## TASK INPUTS
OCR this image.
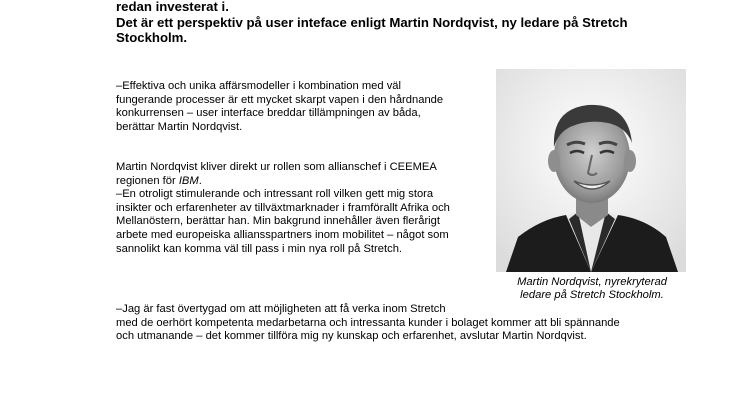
redan investerat i.
Det är ett perspektiv på user inteface enligt Martin Nordqvist, ny ledare på Stretch
Stockholm.
–Effektiva och unika affärsmodeller i kombination med väl
fungerande processer är ett mycket skarpt vapen i den hårdnande
konkurrensen – user interface breddar tillämpningen av båda,
berättar Martin Nordqvist.
Martin Nordqvist kliver direkt ur rollen som allianschef i CEEMEA
regionen för IBM.
–En otroligt stimulerande och intressant roll vilken gett mig stora
insikter och erfarenheter av tillväxtmarknader i framförallt Afrika och
Mellanöstern, berättar han. Min bakgrund innehåller även flerårigt
arbete med europeiska alliansspartners inom mobilitet – något som
sannolikt kan komma väl till pass i min nya roll på Stretch.
–Jag är fast övertygad om att möjligheten att få verka inom Stretch
med de oerhört kompetenta medarbetarna och intressanta kunder i bolaget kommer att bli spännande
och utmanande – det kommer tillföra mig ny kunskap och erfarenhet, avslutar Martin Nordqvist.
Martin Nordqvist, nyrekryterad
ledare på Stretch Stockholm.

## SHORT TASK
Every line that holds the word "inom" should be extracted.

## FINAL RESULT
arbete med europeiska alliansspartners inom mobilitet – något som
–Jag är fast övertygad om att möjligheten att få verka inom Stretch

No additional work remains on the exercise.